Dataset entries
=====

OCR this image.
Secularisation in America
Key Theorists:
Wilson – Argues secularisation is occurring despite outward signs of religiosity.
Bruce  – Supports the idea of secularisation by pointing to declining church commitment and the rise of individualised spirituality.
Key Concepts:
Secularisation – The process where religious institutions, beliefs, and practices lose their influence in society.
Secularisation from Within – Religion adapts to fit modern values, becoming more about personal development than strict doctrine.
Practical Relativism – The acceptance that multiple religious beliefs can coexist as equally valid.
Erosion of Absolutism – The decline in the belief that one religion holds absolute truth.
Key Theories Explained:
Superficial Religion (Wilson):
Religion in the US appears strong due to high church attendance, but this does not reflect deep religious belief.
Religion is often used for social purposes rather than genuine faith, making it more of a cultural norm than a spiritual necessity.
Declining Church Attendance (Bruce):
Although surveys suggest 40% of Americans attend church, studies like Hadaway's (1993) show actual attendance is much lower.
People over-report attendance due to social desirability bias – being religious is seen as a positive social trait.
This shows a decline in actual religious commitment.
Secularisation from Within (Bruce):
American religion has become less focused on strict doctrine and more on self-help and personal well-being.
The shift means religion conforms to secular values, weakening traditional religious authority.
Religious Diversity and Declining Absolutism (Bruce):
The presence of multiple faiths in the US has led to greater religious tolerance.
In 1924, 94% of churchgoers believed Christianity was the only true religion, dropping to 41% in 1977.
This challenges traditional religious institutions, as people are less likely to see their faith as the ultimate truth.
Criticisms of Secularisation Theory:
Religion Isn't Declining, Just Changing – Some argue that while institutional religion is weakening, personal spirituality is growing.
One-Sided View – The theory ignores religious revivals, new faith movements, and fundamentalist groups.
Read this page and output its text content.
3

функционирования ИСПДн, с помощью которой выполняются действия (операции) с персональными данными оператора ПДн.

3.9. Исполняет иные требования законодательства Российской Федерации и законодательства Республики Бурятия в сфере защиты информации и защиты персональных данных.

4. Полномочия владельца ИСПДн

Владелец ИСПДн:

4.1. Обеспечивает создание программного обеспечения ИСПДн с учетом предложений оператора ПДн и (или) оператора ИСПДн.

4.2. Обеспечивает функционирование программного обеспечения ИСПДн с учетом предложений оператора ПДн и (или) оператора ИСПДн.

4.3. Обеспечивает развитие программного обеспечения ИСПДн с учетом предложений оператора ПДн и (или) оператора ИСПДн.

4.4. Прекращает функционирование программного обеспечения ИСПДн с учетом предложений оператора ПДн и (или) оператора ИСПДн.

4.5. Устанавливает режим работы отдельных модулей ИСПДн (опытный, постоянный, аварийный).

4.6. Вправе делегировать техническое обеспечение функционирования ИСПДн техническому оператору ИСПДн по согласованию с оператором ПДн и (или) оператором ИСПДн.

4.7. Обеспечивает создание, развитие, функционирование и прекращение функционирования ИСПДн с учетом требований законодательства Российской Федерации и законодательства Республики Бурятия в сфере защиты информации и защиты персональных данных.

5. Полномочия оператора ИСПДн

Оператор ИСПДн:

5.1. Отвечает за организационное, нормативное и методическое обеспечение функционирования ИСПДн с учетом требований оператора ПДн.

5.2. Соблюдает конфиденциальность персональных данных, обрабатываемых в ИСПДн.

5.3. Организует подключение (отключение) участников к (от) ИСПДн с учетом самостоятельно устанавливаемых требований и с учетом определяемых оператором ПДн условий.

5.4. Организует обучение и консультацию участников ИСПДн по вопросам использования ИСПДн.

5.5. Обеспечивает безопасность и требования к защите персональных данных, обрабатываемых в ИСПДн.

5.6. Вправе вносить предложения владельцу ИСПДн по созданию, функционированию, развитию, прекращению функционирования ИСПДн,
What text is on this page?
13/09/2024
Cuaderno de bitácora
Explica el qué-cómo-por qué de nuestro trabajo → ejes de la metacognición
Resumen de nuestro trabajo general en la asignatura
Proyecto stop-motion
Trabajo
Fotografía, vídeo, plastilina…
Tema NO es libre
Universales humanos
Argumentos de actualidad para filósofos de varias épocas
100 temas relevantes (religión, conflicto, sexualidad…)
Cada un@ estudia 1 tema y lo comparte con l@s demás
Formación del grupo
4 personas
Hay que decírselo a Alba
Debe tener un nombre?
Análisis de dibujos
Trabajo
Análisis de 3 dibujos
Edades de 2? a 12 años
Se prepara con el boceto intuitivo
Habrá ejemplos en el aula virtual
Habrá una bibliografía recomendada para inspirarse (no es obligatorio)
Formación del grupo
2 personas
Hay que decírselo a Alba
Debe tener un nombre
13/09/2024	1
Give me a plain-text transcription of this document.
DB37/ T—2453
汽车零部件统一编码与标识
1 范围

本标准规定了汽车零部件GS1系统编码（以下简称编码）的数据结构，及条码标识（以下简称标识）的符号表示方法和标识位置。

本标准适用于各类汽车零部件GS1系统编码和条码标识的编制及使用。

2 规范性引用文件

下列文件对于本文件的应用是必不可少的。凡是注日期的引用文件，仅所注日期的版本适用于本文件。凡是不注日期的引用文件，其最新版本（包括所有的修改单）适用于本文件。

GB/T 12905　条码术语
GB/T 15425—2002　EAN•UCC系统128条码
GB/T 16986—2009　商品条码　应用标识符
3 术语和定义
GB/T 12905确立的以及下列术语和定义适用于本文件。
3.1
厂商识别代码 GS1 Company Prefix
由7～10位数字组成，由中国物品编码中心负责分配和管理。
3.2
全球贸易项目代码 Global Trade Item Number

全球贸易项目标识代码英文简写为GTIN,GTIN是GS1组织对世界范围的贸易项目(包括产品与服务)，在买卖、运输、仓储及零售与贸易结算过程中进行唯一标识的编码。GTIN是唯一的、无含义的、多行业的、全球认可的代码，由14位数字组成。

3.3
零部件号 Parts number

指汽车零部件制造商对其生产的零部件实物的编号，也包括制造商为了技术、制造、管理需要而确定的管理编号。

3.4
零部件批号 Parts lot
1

=====

:: PROBLEM REQUIREMENTS ::
The data above must be returned in full, exactly as written.

:: EXPECTED ANSWER ::
OCR this image.
Secularisation in America
Key Theorists:
Wilson – Argues secularisation is occurring despite outward signs of religiosity.
Bruce  – Supports the idea of secularisation by pointing to declining church commitment and the rise of individualised spirituality.
Key Concepts:
Secularisation – The process where religious institutions, beliefs, and practices lose their influence in society.
Secularisation from Within – Religion adapts to fit modern values, becoming more about personal development than strict doctrine.
Practical Relativism – The acceptance that multiple religious beliefs can coexist as equally valid.
Erosion of Absolutism – The decline in the belief that one religion holds absolute truth.
Key Theories Explained:
Superficial Religion (Wilson):
Religion in the US appears strong due to high church attendance, but this does not reflect deep religious belief.
Religion is often used for social purposes rather than genuine faith, making it more of a cultural norm than a spiritual necessity.
Declining Church Attendance (Bruce):
Although surveys suggest 40% of Americans attend church, studies like Hadaway's (1993) show actual attendance is much lower.
People over-report attendance due to social desirability bias – being religious is seen as a positive social trait.
This shows a decline in actual religious commitment.
Secularisation from Within (Bruce):
American religion has become less focused on strict doctrine and more on self-help and personal well-being.
The shift means religion conforms to secular values, weakening traditional religious authority.
Religious Diversity and Declining Absolutism (Bruce):
The presence of multiple faiths in the US has led to greater religious tolerance.
In 1924, 94% of churchgoers believed Christianity was the only true religion, dropping to 41% in 1977.
This challenges traditional religious institutions, as people are less likely to see their faith as the ultimate truth.
Criticisms of Secularisation Theory:
Religion Isn't Declining, Just Changing – Some argue that while institutional religion is weakening, personal spirituality is growing.
One-Sided View – The theory ignores religious revivals, new faith movements, and fundamentalist groups.
Read this page and output its text content.
3

функционирования ИСПДн, с помощью которой выполняются действия (операции) с персональными данными оператора ПДн.

3.9. Исполняет иные требования законодательства Российской Федерации и законодательства Республики Бурятия в сфере защиты информации и защиты персональных данных.

4. Полномочия владельца ИСПДн

Владелец ИСПДн:

4.1. Обеспечивает создание программного обеспечения ИСПДн с учетом предложений оператора ПДн и (или) оператора ИСПДн.

4.2. Обеспечивает функционирование программного обеспечения ИСПДн с учетом предложений оператора ПДн и (или) оператора ИСПДн.

4.3. Обеспечивает развитие программного обеспечения ИСПДн с учетом предложений оператора ПДн и (или) оператора ИСПДн.

4.4. Прекращает функционирование программного обеспечения ИСПДн с учетом предложений оператора ПДн и (или) оператора ИСПДн.

4.5. Устанавливает режим работы отдельных модулей ИСПДн (опытный, постоянный, аварийный).

4.6. Вправе делегировать техническое обеспечение функционирования ИСПДн техническому оператору ИСПДн по согласованию с оператором ПДн и (или) оператором ИСПДн.

4.7. Обеспечивает создание, развитие, функционирование и прекращение функционирования ИСПДн с учетом требований законодательства Российской Федерации и законодательства Республики Бурятия в сфере защиты информации и защиты персональных данных.

5. Полномочия оператора ИСПДн

Оператор ИСПДн:

5.1. Отвечает за организационное, нормативное и методическое обеспечение функционирования ИСПДн с учетом требований оператора ПДн.

5.2. Соблюдает конфиденциальность персональных данных, обрабатываемых в ИСПДн.

5.3. Организует подключение (отключение) участников к (от) ИСПДн с учетом самостоятельно устанавливаемых требований и с учетом определяемых оператором ПДн условий.

5.4. Организует обучение и консультацию участников ИСПДн по вопросам использования ИСПДн.

5.5. Обеспечивает безопасность и требования к защите персональных данных, обрабатываемых в ИСПДн.

5.6. Вправе вносить предложения владельцу ИСПДн по созданию, функционированию, развитию, прекращению функционирования ИСПДн,
What text is on this page?
13/09/2024
Cuaderno de bitácora
Explica el qué-cómo-por qué de nuestro trabajo → ejes de la metacognición
Resumen de nuestro trabajo general en la asignatura
Proyecto stop-motion
Trabajo
Fotografía, vídeo, plastilina…
Tema NO es libre
Universales humanos
Argumentos de actualidad para filósofos de varias épocas
100 temas relevantes (religión, conflicto, sexualidad…)
Cada un@ estudia 1 tema y lo comparte con l@s demás
Formación del grupo
4 personas
Hay que decírselo a Alba
Debe tener un nombre?
Análisis de dibujos
Trabajo
Análisis de 3 dibujos
Edades de 2? a 12 años
Se prepara con el boceto intuitivo
Habrá ejemplos en el aula virtual
Habrá una bibliografía recomendada para inspirarse (no es obligatorio)
Formación del grupo
2 personas
Hay que decírselo a Alba
Debe tener un nombre
13/09/2024	1
Give me a plain-text transcription of this document.
DB37/ T—2453
汽车零部件统一编码与标识
1 范围

本标准规定了汽车零部件GS1系统编码（以下简称编码）的数据结构，及条码标识（以下简称标识）的符号表示方法和标识位置。

本标准适用于各类汽车零部件GS1系统编码和条码标识的编制及使用。

2 规范性引用文件

下列文件对于本文件的应用是必不可少的。凡是注日期的引用文件，仅所注日期的版本适用于本文件。凡是不注日期的引用文件，其最新版本（包括所有的修改单）适用于本文件。

GB/T 12905　条码术语
GB/T 15425—2002　EAN•UCC系统128条码
GB/T 16986—2009　商品条码　应用标识符
3 术语和定义
GB/T 12905确立的以及下列术语和定义适用于本文件。
3.1
厂商识别代码 GS1 Company Prefix
由7～10位数字组成，由中国物品编码中心负责分配和管理。
3.2
全球贸易项目代码 Global Trade Item Number

全球贸易项目标识代码英文简写为GTIN,GTIN是GS1组织对世界范围的贸易项目(包括产品与服务)，在买卖、运输、仓储及零售与贸易结算过程中进行唯一标识的编码。GTIN是唯一的、无含义的、多行业的、全球认可的代码，由14位数字组成。

3.3
零部件号 Parts number

指汽车零部件制造商对其生产的零部件实物的编号，也包括制造商为了技术、制造、管理需要而确定的管理编号。

3.4
零部件批号 Parts lot
1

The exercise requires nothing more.